### PROBLEM STATEMENT
In the listing below, identify every line containing the string "more" and copy each of those lines. Case counts.

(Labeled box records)
START

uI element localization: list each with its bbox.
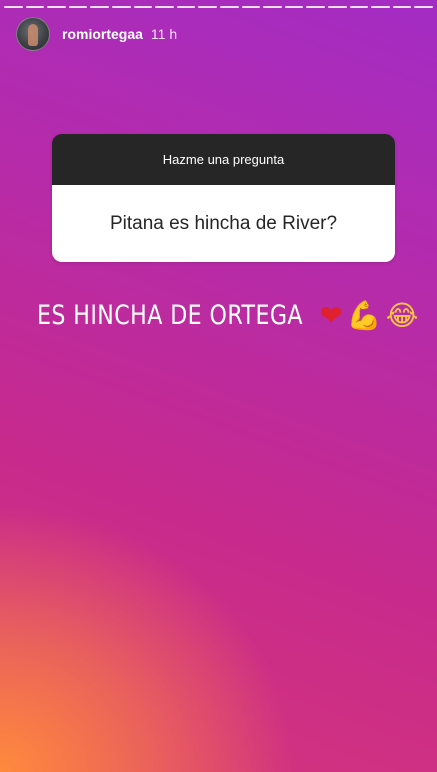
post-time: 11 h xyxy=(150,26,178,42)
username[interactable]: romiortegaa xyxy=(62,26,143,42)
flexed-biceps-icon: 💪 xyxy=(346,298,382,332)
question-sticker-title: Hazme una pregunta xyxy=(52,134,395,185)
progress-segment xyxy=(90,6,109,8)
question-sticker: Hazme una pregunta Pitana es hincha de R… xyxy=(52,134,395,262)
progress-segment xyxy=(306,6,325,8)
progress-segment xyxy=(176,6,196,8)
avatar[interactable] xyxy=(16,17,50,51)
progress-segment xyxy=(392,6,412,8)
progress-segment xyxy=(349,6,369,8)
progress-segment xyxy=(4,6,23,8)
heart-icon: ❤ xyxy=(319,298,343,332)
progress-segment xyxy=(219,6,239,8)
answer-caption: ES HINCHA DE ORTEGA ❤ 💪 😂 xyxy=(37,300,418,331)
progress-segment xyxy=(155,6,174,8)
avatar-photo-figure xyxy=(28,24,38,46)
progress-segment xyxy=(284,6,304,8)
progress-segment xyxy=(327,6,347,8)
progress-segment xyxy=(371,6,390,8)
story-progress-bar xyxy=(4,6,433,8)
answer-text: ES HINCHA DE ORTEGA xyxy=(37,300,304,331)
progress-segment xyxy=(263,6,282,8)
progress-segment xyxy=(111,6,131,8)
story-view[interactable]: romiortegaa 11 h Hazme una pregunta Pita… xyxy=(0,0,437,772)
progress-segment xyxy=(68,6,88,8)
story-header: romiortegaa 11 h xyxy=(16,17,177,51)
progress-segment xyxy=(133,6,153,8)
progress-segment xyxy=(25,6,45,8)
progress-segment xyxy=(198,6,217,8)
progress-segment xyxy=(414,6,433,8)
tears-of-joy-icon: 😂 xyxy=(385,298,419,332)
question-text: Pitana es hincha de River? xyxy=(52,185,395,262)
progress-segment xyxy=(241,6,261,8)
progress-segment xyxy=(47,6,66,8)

END
START

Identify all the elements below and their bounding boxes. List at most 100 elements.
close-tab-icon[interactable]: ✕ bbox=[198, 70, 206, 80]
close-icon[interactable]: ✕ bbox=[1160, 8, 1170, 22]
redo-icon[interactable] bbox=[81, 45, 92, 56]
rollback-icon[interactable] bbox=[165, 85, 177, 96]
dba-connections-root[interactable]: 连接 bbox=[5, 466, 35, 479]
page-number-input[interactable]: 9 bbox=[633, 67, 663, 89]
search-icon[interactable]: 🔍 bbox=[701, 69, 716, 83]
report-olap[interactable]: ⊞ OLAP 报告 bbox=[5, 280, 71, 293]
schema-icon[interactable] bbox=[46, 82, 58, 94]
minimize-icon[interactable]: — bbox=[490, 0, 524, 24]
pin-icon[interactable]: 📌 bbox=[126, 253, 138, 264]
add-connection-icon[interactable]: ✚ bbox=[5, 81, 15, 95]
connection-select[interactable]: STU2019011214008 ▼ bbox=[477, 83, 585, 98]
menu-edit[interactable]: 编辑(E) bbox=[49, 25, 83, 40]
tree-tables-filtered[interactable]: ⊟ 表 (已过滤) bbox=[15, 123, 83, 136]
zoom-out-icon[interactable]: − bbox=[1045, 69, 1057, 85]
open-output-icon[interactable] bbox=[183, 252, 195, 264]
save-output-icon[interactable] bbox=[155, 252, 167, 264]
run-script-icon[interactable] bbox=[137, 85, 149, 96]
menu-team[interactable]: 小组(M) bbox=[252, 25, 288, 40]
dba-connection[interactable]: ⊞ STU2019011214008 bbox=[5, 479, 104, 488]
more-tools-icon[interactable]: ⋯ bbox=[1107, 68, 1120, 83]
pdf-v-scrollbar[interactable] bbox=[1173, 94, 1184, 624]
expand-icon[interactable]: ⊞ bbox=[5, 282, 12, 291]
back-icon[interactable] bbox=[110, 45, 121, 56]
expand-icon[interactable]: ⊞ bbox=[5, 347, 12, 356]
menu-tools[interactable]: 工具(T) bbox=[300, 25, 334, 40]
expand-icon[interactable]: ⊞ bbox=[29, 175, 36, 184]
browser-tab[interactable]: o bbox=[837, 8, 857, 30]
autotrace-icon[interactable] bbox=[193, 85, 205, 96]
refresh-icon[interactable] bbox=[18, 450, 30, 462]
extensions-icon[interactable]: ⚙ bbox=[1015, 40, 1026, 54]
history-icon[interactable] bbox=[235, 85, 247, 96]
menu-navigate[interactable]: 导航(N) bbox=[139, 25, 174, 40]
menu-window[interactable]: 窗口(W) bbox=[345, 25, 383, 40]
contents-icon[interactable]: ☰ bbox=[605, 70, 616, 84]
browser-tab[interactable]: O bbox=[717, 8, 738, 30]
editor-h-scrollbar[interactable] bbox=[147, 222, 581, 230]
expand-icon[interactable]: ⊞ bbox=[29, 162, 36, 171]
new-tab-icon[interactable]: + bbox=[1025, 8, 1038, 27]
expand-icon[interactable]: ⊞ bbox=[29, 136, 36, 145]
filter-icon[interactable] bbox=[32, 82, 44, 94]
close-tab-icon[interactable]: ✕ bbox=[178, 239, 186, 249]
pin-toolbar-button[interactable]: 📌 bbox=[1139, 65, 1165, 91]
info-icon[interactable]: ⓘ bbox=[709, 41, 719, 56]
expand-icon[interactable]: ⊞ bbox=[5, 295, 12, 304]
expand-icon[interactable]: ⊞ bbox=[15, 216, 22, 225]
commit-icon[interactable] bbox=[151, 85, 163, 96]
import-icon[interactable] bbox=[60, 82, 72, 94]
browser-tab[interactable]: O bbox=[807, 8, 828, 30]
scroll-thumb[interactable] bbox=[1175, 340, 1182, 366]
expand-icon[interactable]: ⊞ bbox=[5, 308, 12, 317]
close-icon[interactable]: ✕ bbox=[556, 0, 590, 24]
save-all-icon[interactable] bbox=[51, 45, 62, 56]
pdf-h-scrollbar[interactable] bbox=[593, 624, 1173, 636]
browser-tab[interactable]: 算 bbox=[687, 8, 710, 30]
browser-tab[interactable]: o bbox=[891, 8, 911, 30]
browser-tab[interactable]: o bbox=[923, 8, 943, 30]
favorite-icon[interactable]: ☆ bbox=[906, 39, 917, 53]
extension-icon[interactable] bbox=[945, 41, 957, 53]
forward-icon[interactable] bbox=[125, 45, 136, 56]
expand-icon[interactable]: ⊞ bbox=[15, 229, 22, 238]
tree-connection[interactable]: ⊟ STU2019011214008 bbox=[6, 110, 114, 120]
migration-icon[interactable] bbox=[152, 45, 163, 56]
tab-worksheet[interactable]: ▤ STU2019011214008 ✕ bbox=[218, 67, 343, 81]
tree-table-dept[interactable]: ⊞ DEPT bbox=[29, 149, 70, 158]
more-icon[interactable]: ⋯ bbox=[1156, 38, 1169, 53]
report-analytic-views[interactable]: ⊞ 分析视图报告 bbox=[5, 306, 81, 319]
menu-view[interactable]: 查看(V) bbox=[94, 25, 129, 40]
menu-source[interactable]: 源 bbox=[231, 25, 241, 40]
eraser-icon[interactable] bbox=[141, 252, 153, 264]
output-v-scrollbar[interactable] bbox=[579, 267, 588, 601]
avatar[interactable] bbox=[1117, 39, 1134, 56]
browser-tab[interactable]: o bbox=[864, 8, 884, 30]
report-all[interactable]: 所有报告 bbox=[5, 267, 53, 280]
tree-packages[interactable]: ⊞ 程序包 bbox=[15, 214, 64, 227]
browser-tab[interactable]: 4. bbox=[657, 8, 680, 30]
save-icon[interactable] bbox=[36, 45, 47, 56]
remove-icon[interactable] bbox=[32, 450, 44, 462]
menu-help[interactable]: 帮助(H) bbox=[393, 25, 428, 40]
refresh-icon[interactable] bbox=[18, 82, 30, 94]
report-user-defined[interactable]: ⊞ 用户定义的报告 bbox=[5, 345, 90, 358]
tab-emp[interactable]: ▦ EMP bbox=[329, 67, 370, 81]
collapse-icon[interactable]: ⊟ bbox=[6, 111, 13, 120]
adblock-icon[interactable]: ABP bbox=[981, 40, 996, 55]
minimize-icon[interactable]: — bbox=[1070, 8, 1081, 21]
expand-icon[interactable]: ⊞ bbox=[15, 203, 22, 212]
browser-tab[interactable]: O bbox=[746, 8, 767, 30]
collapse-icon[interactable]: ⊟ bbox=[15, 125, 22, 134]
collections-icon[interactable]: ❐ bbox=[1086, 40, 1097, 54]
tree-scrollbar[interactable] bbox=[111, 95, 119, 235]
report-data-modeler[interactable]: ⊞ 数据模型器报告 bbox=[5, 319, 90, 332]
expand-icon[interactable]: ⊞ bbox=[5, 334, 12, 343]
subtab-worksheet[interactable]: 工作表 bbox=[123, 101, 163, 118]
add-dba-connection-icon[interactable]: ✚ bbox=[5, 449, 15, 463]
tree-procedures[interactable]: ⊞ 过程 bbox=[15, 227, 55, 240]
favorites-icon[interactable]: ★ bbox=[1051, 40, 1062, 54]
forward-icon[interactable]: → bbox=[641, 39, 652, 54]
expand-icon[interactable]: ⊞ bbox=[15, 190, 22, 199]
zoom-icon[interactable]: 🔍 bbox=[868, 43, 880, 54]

END

### TASK ANSWER
more-tools-icon[interactable]: ⋯ bbox=[1107, 68, 1120, 83]
more-icon[interactable]: ⋯ bbox=[1156, 38, 1169, 53]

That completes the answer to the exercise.